> _O que se pede_:
Transcreva integralmente a listagem abaixo, sem nenhuma alteração. Deixe as imagens fora da resposta.

> _Seção de dados_:
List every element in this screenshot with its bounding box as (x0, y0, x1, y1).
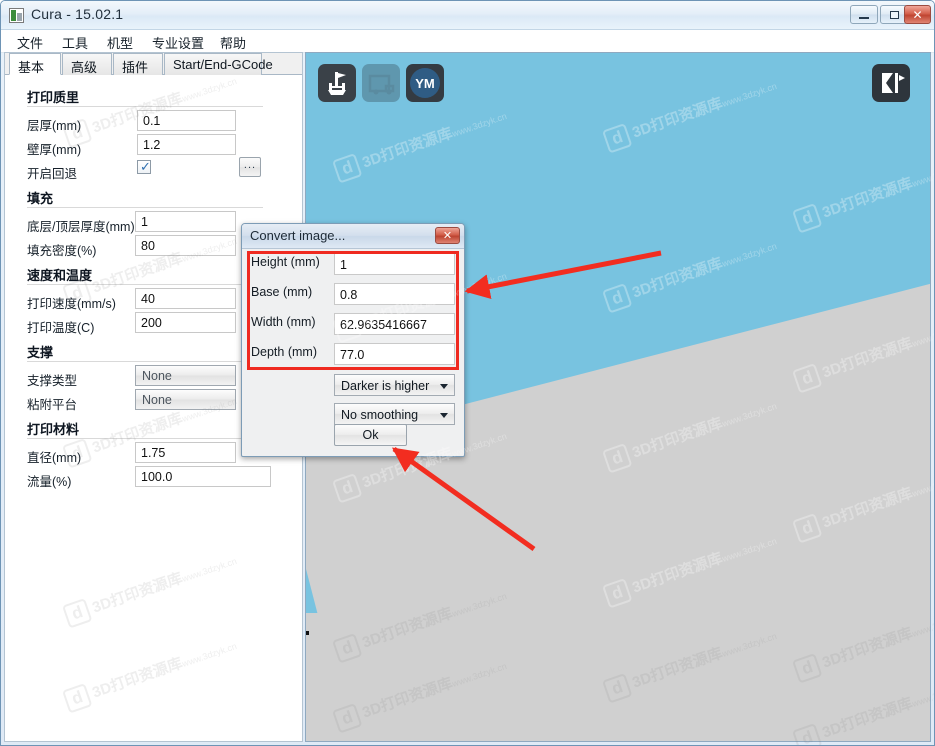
section-rule (27, 284, 263, 285)
input-print-speed[interactable]: 40 (135, 288, 236, 309)
window-title: Cura - 15.02.1 (31, 6, 124, 22)
chevron-down-icon (440, 384, 448, 389)
menu-item-tools[interactable]: 工具 (56, 32, 94, 53)
tab-plugins[interactable]: 插件 (113, 53, 163, 75)
section-title-print-quality: 打印质里 (27, 90, 80, 105)
label-bottom-top-thickness: 底层/顶层厚度(mm) (27, 220, 135, 234)
input-width[interactable]: 62.9635416667 (334, 313, 455, 335)
section-title-fill: 填充 (27, 191, 54, 206)
input-print-temperature[interactable]: 200 (135, 312, 236, 333)
label-support-type: 支撑类型 (27, 374, 78, 388)
settings-tabstrip: 基本 高级 插件 Start/End-GCode (5, 53, 302, 75)
minimize-button[interactable] (850, 5, 878, 24)
input-fill-density[interactable]: 80 (135, 235, 236, 256)
tab-basic[interactable]: 基本 (9, 53, 61, 75)
retraction-options-button[interactable]: ... (239, 157, 261, 177)
input-depth[interactable]: 77.0 (334, 343, 455, 365)
label-shell-thickness: 壁厚(mm) (27, 143, 82, 157)
app-icon (9, 8, 24, 23)
floor-plane-bottom (306, 613, 930, 741)
close-button[interactable]: ✕ (904, 5, 931, 24)
convert-image-dialog: Convert image... ✕ Height (mm) 1 Base (m… (241, 223, 465, 457)
label-enable-retraction: 开启回退 (27, 167, 78, 181)
height-mapping-value: Darker is higher (341, 379, 430, 393)
input-layer-height[interactable]: 0.1 (137, 110, 236, 131)
minimize-icon (851, 6, 877, 23)
section-title-speed-temp: 速度和温度 (27, 268, 93, 283)
input-diameter[interactable]: 1.75 (135, 442, 236, 463)
close-icon: ✕ (912, 7, 923, 22)
input-bottom-top-thickness[interactable]: 1 (135, 211, 236, 232)
check-icon: ✓ (140, 159, 151, 174)
menu-item-machine[interactable]: 机型 (101, 32, 139, 53)
input-height[interactable]: 1 (334, 253, 455, 275)
section-title-filament: 打印材料 (27, 422, 80, 437)
section-rule (27, 207, 263, 208)
dialog-close-button[interactable]: ✕ (435, 227, 460, 244)
menu-bar: 文件 工具 机型 专业设置 帮助 (1, 30, 934, 53)
section-rule (27, 361, 263, 362)
origin-marker (306, 631, 309, 635)
label-base: Base (mm) (251, 285, 313, 299)
label-depth: Depth (mm) (251, 345, 317, 359)
combo-platform-adhesion[interactable]: None (135, 389, 236, 410)
ok-button[interactable]: Ok (334, 424, 407, 446)
input-shell-thickness[interactable]: 1.2 (137, 134, 236, 155)
section-title-support: 支撑 (27, 345, 54, 360)
expert-settings-button[interactable] (872, 64, 910, 102)
youmagine-label: YM (410, 68, 440, 98)
label-layer-height: 层厚(mm) (27, 119, 82, 133)
save-toolpath-button[interactable] (362, 64, 400, 102)
input-flow[interactable]: 100.0 (135, 466, 271, 487)
menu-item-expert[interactable]: 专业设置 (146, 32, 210, 53)
load-model-icon (328, 72, 346, 95)
height-mapping-select[interactable]: Darker is higher (334, 374, 455, 396)
combo-support-type[interactable]: None (135, 365, 236, 386)
save-toolpath-icon (368, 74, 395, 95)
label-platform-adhesion: 粘附平台 (27, 398, 78, 412)
dialog-title: Convert image... (250, 228, 346, 243)
label-diameter: 直径(mm) (27, 451, 82, 465)
label-flow: 流量(%) (27, 475, 72, 489)
dialog-title-bar: Convert image... ✕ (242, 224, 464, 249)
checkbox-enable-retraction[interactable]: ✓ (137, 160, 151, 174)
tab-advanced[interactable]: 高级 (62, 53, 112, 75)
share-youmagine-button[interactable]: YM (406, 64, 444, 102)
application-window: Cura - 15.02.1 ✕ 文件 工具 机型 专业设置 帮助 基本 高级 … (0, 0, 935, 746)
input-base[interactable]: 0.8 (334, 283, 455, 305)
section-rule (27, 438, 263, 439)
expert-settings-icon (882, 73, 905, 93)
menu-item-help[interactable]: 帮助 (214, 32, 252, 53)
label-width: Width (mm) (251, 315, 316, 329)
menu-item-file[interactable]: 文件 (11, 32, 49, 53)
label-fill-density: 填充密度(%) (27, 244, 97, 258)
chevron-down-icon (440, 413, 448, 418)
section-rule (27, 106, 263, 107)
title-bar: Cura - 15.02.1 ✕ (1, 1, 934, 30)
smoothing-select[interactable]: No smoothing (334, 403, 455, 425)
close-icon: ✕ (442, 230, 453, 242)
load-model-button[interactable] (318, 64, 356, 102)
smoothing-value: No smoothing (341, 408, 419, 422)
tab-start-end-gcode[interactable]: Start/End-GCode (164, 53, 273, 75)
label-print-temperature: 打印温度(C) (27, 321, 95, 335)
label-print-speed: 打印速度(mm/s) (27, 297, 116, 311)
label-height: Height (mm) (251, 255, 320, 269)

> _Resposta correta_:
List every element in this screenshot with its bounding box as (x0, y0, x1, y1).
section-rule (27, 284, 263, 285)
input-print-speed[interactable]: 40 (135, 288, 236, 309)
window-title: Cura - 15.02.1 (31, 6, 124, 22)
chevron-down-icon (440, 384, 448, 389)
menu-item-tools[interactable]: 工具 (56, 32, 94, 53)
tab-plugins[interactable]: 插件 (113, 53, 163, 75)
section-title-print-quality: 打印质里 (27, 90, 80, 105)
label-bottom-top-thickness: 底层/顶层厚度(mm) (27, 220, 135, 234)
input-width[interactable]: 62.9635416667 (334, 313, 455, 335)
section-title-fill: 填充 (27, 191, 54, 206)
input-print-temperature[interactable]: 200 (135, 312, 236, 333)
label-support-type: 支撑类型 (27, 374, 78, 388)
settings-tabstrip: 基本 高级 插件 Start/End-GCode (5, 53, 302, 75)
minimize-button[interactable] (850, 5, 878, 24)
input-fill-density[interactable]: 80 (135, 235, 236, 256)
tab-basic[interactable]: 基本 (9, 53, 61, 75)
retraction-options-button[interactable]: ... (239, 157, 261, 177)
input-depth[interactable]: 77.0 (334, 343, 455, 365)
label-shell-thickness: 壁厚(mm) (27, 143, 82, 157)
app-icon (9, 8, 24, 23)
floor-plane-bottom (306, 613, 930, 741)
close-button[interactable]: ✕ (904, 5, 931, 24)
convert-image-dialog: Convert image... ✕ Height (mm) 1 Base (m… (241, 223, 465, 457)
label-enable-retraction: 开启回退 (27, 167, 78, 181)
height-mapping-value: Darker is higher (341, 379, 430, 393)
input-layer-height[interactable]: 0.1 (137, 110, 236, 131)
minimize-icon (851, 6, 877, 23)
section-title-speed-temp: 速度和温度 (27, 268, 93, 283)
input-diameter[interactable]: 1.75 (135, 442, 236, 463)
close-icon: ✕ (912, 7, 923, 22)
input-bottom-top-thickness[interactable]: 1 (135, 211, 236, 232)
check-icon: ✓ (140, 159, 151, 174)
menu-item-machine[interactable]: 机型 (101, 32, 139, 53)
input-height[interactable]: 1 (334, 253, 455, 275)
section-title-filament: 打印材料 (27, 422, 80, 437)
section-rule (27, 207, 263, 208)
dialog-close-button[interactable]: ✕ (435, 227, 460, 244)
menu-bar: 文件 工具 机型 专业设置 帮助 (1, 30, 934, 53)
section-rule (27, 361, 263, 362)
origin-marker (306, 631, 309, 635)
label-base: Base (mm) (251, 285, 313, 299)
label-depth: Depth (mm) (251, 345, 317, 359)
combo-platform-adhesion[interactable]: None (135, 389, 236, 410)
ok-button[interactable]: Ok (334, 424, 407, 446)
input-shell-thickness[interactable]: 1.2 (137, 134, 236, 155)
section-title-support: 支撑 (27, 345, 54, 360)
expert-settings-button[interactable] (872, 64, 910, 102)
youmagine-label: YM (410, 68, 440, 98)
label-layer-height: 层厚(mm) (27, 119, 82, 133)
save-toolpath-button[interactable] (362, 64, 400, 102)
input-flow[interactable]: 100.0 (135, 466, 271, 487)
menu-item-expert[interactable]: 专业设置 (146, 32, 210, 53)
load-model-icon (328, 72, 346, 95)
height-mapping-select[interactable]: Darker is higher (334, 374, 455, 396)
combo-support-type[interactable]: None (135, 365, 236, 386)
save-toolpath-icon (368, 74, 395, 95)
label-platform-adhesion: 粘附平台 (27, 398, 78, 412)
dialog-title: Convert image... (250, 228, 346, 243)
label-diameter: 直径(mm) (27, 451, 82, 465)
label-flow: 流量(%) (27, 475, 72, 489)
dialog-title-bar: Convert image... ✕ (242, 224, 464, 249)
checkbox-enable-retraction[interactable]: ✓ (137, 160, 151, 174)
tab-advanced[interactable]: 高级 (62, 53, 112, 75)
share-youmagine-button[interactable]: YM (406, 64, 444, 102)
application-window: Cura - 15.02.1 ✕ 文件 工具 机型 专业设置 帮助 基本 高级 … (0, 0, 935, 746)
input-base[interactable]: 0.8 (334, 283, 455, 305)
section-rule (27, 438, 263, 439)
expert-settings-icon (882, 73, 905, 93)
menu-item-help[interactable]: 帮助 (214, 32, 252, 53)
label-width: Width (mm) (251, 315, 316, 329)
menu-item-file[interactable]: 文件 (11, 32, 49, 53)
label-fill-density: 填充密度(%) (27, 244, 97, 258)
chevron-down-icon (440, 413, 448, 418)
section-rule (27, 106, 263, 107)
title-bar: Cura - 15.02.1 ✕ (1, 1, 934, 30)
smoothing-select[interactable]: No smoothing (334, 403, 455, 425)
close-icon: ✕ (442, 230, 453, 242)
load-model-button[interactable] (318, 64, 356, 102)
smoothing-value: No smoothing (341, 408, 419, 422)
tab-start-end-gcode[interactable]: Start/End-GCode (164, 53, 273, 75)
label-print-temperature: 打印温度(C) (27, 321, 95, 335)
label-print-speed: 打印速度(mm/s) (27, 297, 116, 311)
label-height: Height (mm) (251, 255, 320, 269)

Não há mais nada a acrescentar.